* THE REQUEST
Repeat the records word for word, excluding any picture.

Figure collection entries
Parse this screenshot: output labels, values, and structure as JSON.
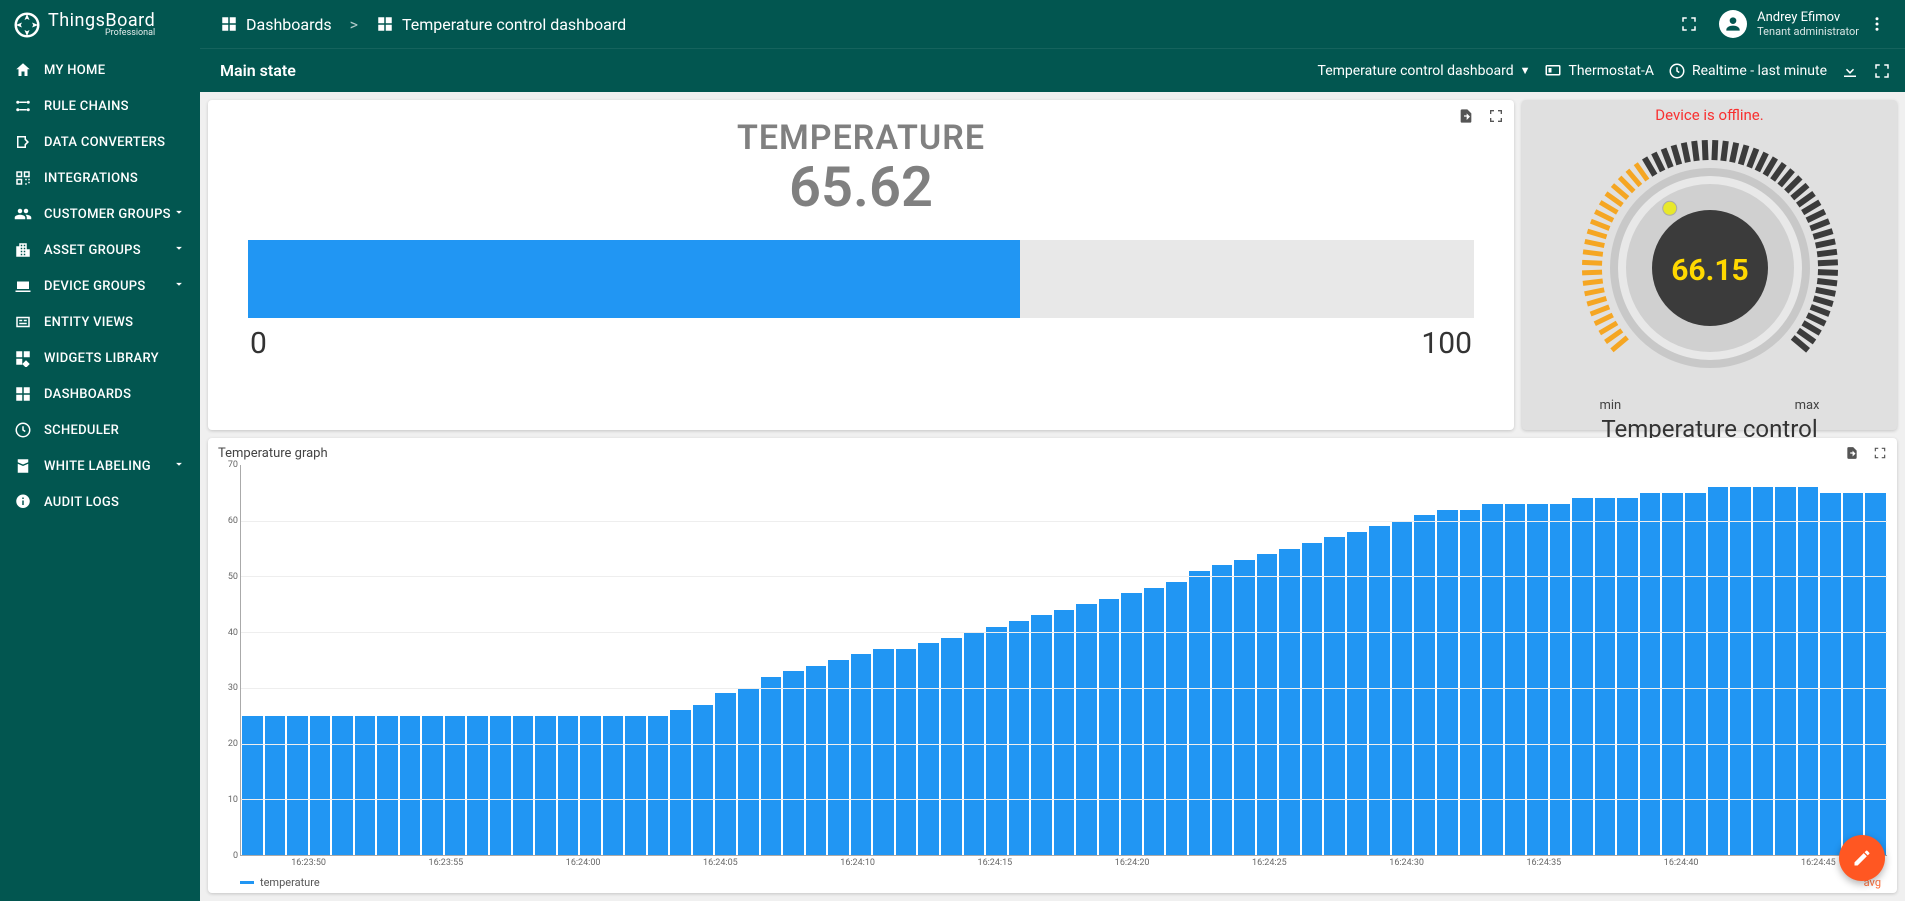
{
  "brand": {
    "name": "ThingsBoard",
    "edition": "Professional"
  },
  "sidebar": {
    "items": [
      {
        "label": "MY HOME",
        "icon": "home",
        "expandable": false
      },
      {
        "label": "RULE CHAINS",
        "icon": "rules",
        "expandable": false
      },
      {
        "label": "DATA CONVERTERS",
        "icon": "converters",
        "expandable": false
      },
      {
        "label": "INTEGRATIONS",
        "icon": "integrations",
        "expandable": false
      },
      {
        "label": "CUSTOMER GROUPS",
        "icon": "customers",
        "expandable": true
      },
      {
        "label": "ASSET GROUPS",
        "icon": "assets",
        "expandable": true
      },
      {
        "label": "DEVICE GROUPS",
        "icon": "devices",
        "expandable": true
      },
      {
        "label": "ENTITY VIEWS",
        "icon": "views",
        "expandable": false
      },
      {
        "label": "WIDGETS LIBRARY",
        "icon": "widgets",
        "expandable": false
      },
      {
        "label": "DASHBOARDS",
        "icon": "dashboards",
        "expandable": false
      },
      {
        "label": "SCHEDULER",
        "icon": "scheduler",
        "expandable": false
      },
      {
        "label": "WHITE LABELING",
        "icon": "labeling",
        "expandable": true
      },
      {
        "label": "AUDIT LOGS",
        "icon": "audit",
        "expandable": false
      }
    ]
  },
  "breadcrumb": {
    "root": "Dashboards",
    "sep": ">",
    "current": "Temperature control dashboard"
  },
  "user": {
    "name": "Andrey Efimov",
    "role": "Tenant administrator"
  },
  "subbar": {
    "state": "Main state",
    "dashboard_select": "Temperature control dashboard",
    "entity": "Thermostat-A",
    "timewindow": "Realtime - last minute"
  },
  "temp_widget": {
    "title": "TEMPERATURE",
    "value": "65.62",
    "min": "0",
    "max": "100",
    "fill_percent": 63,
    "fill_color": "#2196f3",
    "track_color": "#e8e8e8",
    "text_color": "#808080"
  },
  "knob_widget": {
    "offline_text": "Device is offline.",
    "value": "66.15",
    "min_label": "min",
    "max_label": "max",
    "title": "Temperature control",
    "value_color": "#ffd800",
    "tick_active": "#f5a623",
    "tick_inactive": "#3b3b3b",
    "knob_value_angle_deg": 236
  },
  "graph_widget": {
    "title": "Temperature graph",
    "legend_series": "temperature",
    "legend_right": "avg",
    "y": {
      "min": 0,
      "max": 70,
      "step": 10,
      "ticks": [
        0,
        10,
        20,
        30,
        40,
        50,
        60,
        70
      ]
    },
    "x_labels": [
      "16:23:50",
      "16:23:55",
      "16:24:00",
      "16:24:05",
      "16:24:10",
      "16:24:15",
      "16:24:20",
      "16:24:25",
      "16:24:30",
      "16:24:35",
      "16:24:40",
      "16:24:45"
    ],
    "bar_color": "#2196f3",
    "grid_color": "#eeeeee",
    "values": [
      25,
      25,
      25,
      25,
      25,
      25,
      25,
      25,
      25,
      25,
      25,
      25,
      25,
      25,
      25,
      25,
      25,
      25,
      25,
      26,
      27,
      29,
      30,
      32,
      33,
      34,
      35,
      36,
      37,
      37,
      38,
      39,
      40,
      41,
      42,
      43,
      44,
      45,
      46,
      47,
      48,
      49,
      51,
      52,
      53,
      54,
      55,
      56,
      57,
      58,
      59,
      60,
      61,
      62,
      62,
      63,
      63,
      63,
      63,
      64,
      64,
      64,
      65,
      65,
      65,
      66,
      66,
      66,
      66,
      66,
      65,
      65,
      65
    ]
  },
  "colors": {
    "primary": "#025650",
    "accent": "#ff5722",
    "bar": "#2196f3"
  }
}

* SOLUTION FOR THIS PROBLEM
Parse this screenshot: output labels, values, and structure as JSON.
{
  "brand": {
    "name": "ThingsBoard",
    "edition": "Professional"
  },
  "sidebar": {
    "items": [
      {
        "label": "MY HOME",
        "icon": "home",
        "expandable": false
      },
      {
        "label": "RULE CHAINS",
        "icon": "rules",
        "expandable": false
      },
      {
        "label": "DATA CONVERTERS",
        "icon": "converters",
        "expandable": false
      },
      {
        "label": "INTEGRATIONS",
        "icon": "integrations",
        "expandable": false
      },
      {
        "label": "CUSTOMER GROUPS",
        "icon": "customers",
        "expandable": true
      },
      {
        "label": "ASSET GROUPS",
        "icon": "assets",
        "expandable": true
      },
      {
        "label": "DEVICE GROUPS",
        "icon": "devices",
        "expandable": true
      },
      {
        "label": "ENTITY VIEWS",
        "icon": "views",
        "expandable": false
      },
      {
        "label": "WIDGETS LIBRARY",
        "icon": "widgets",
        "expandable": false
      },
      {
        "label": "DASHBOARDS",
        "icon": "dashboards",
        "expandable": false
      },
      {
        "label": "SCHEDULER",
        "icon": "scheduler",
        "expandable": false
      },
      {
        "label": "WHITE LABELING",
        "icon": "labeling",
        "expandable": true
      },
      {
        "label": "AUDIT LOGS",
        "icon": "audit",
        "expandable": false
      }
    ]
  },
  "breadcrumb": {
    "root": "Dashboards",
    "sep": ">",
    "current": "Temperature control dashboard"
  },
  "user": {
    "name": "Andrey Efimov",
    "role": "Tenant administrator"
  },
  "subbar": {
    "state": "Main state",
    "dashboard_select": "Temperature control dashboard",
    "entity": "Thermostat-A",
    "timewindow": "Realtime - last minute"
  },
  "temp_widget": {
    "title": "TEMPERATURE",
    "value": "65.62",
    "min": "0",
    "max": "100",
    "fill_percent": 63,
    "fill_color": "#2196f3",
    "track_color": "#e8e8e8",
    "text_color": "#808080"
  },
  "knob_widget": {
    "offline_text": "Device is offline.",
    "value": "66.15",
    "min_label": "min",
    "max_label": "max",
    "title": "Temperature control",
    "value_color": "#ffd800",
    "tick_active": "#f5a623",
    "tick_inactive": "#3b3b3b",
    "knob_value_angle_deg": 236
  },
  "graph_widget": {
    "title": "Temperature graph",
    "legend_series": "temperature",
    "legend_right": "avg",
    "y": {
      "min": 0,
      "max": 70,
      "step": 10,
      "ticks": [
        0,
        10,
        20,
        30,
        40,
        50,
        60,
        70
      ]
    },
    "x_labels": [
      "16:23:50",
      "16:23:55",
      "16:24:00",
      "16:24:05",
      "16:24:10",
      "16:24:15",
      "16:24:20",
      "16:24:25",
      "16:24:30",
      "16:24:35",
      "16:24:40",
      "16:24:45"
    ],
    "bar_color": "#2196f3",
    "grid_color": "#eeeeee",
    "values": [
      25,
      25,
      25,
      25,
      25,
      25,
      25,
      25,
      25,
      25,
      25,
      25,
      25,
      25,
      25,
      25,
      25,
      25,
      25,
      26,
      27,
      29,
      30,
      32,
      33,
      34,
      35,
      36,
      37,
      37,
      38,
      39,
      40,
      41,
      42,
      43,
      44,
      45,
      46,
      47,
      48,
      49,
      51,
      52,
      53,
      54,
      55,
      56,
      57,
      58,
      59,
      60,
      61,
      62,
      62,
      63,
      63,
      63,
      63,
      64,
      64,
      64,
      65,
      65,
      65,
      66,
      66,
      66,
      66,
      66,
      65,
      65,
      65
    ]
  },
  "colors": {
    "primary": "#025650",
    "accent": "#ff5722",
    "bar": "#2196f3"
  }
}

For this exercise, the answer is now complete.